%%

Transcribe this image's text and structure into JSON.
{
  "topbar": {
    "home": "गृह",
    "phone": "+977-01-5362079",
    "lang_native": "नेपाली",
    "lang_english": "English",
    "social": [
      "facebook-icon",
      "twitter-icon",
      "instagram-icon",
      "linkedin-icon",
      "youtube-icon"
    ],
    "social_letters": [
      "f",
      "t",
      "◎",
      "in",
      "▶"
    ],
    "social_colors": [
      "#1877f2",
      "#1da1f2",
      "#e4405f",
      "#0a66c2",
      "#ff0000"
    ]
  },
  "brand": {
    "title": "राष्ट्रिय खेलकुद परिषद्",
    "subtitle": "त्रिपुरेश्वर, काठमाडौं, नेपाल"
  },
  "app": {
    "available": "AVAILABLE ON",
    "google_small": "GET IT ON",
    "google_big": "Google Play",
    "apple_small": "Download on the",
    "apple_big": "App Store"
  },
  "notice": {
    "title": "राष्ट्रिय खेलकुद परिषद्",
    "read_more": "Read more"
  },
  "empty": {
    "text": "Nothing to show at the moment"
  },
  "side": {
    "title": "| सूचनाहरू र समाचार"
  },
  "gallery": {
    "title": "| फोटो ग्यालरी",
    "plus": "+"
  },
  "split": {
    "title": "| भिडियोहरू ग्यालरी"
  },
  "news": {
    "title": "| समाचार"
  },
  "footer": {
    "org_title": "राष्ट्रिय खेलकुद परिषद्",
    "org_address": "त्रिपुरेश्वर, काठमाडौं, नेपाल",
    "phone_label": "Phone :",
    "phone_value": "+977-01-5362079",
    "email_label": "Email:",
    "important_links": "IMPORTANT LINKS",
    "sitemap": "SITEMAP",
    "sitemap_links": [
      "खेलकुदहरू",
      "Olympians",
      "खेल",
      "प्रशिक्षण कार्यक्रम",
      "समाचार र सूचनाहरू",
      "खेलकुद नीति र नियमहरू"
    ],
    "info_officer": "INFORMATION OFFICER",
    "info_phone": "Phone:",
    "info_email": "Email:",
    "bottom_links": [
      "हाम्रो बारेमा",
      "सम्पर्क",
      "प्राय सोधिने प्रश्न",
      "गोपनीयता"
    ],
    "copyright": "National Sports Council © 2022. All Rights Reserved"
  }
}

%%

## Task to complete:
Word for word, extract all the records.

## Solved problem:
Transcribe this image's text and structure into JSON.
{
  "topbar": {
    "home": "गृह",
    "phone": "+977-01-5362079",
    "lang_native": "नेपाली",
    "lang_english": "English",
    "social": [
      "facebook-icon",
      "twitter-icon",
      "instagram-icon",
      "linkedin-icon",
      "youtube-icon"
    ],
    "social_letters": [
      "f",
      "t",
      "◎",
      "in",
      "▶"
    ],
    "social_colors": [
      "#1877f2",
      "#1da1f2",
      "#e4405f",
      "#0a66c2",
      "#ff0000"
    ]
  },
  "brand": {
    "title": "राष्ट्रिय खेलकुद परिषद्",
    "subtitle": "त्रिपुरेश्वर, काठमाडौं, नेपाल"
  },
  "app": {
    "available": "AVAILABLE ON",
    "google_small": "GET IT ON",
    "google_big": "Google Play",
    "apple_small": "Download on the",
    "apple_big": "App Store"
  },
  "notice": {
    "title": "राष्ट्रिय खेलकुद परिषद्",
    "read_more": "Read more"
  },
  "empty": {
    "text": "Nothing to show at the moment"
  },
  "side": {
    "title": "| सूचनाहरू र समाचार"
  },
  "gallery": {
    "title": "| फोटो ग्यालरी",
    "plus": "+"
  },
  "split": {
    "title": "| भिडियोहरू ग्यालरी"
  },
  "news": {
    "title": "| समाचार"
  },
  "footer": {
    "org_title": "राष्ट्रिय खेलकुद परिषद्",
    "org_address": "त्रिपुरेश्वर, काठमाडौं, नेपाल",
    "phone_label": "Phone :",
    "phone_value": "+977-01-5362079",
    "email_label": "Email:",
    "important_links": "IMPORTANT LINKS",
    "sitemap": "SITEMAP",
    "sitemap_links": [
      "खेलकुदहरू",
      "Olympians",
      "खेल",
      "प्रशिक्षण कार्यक्रम",
      "समाचार र सूचनाहरू",
      "खेलकुद नीति र नियमहरू"
    ],
    "info_officer": "INFORMATION OFFICER",
    "info_phone": "Phone:",
    "info_email": "Email:",
    "bottom_links": [
      "हाम्रो बारेमा",
      "सम्पर्क",
      "प्राय सोधिने प्रश्न",
      "गोपनीयता"
    ],
    "copyright": "National Sports Council © 2022. All Rights Reserved"
  }
}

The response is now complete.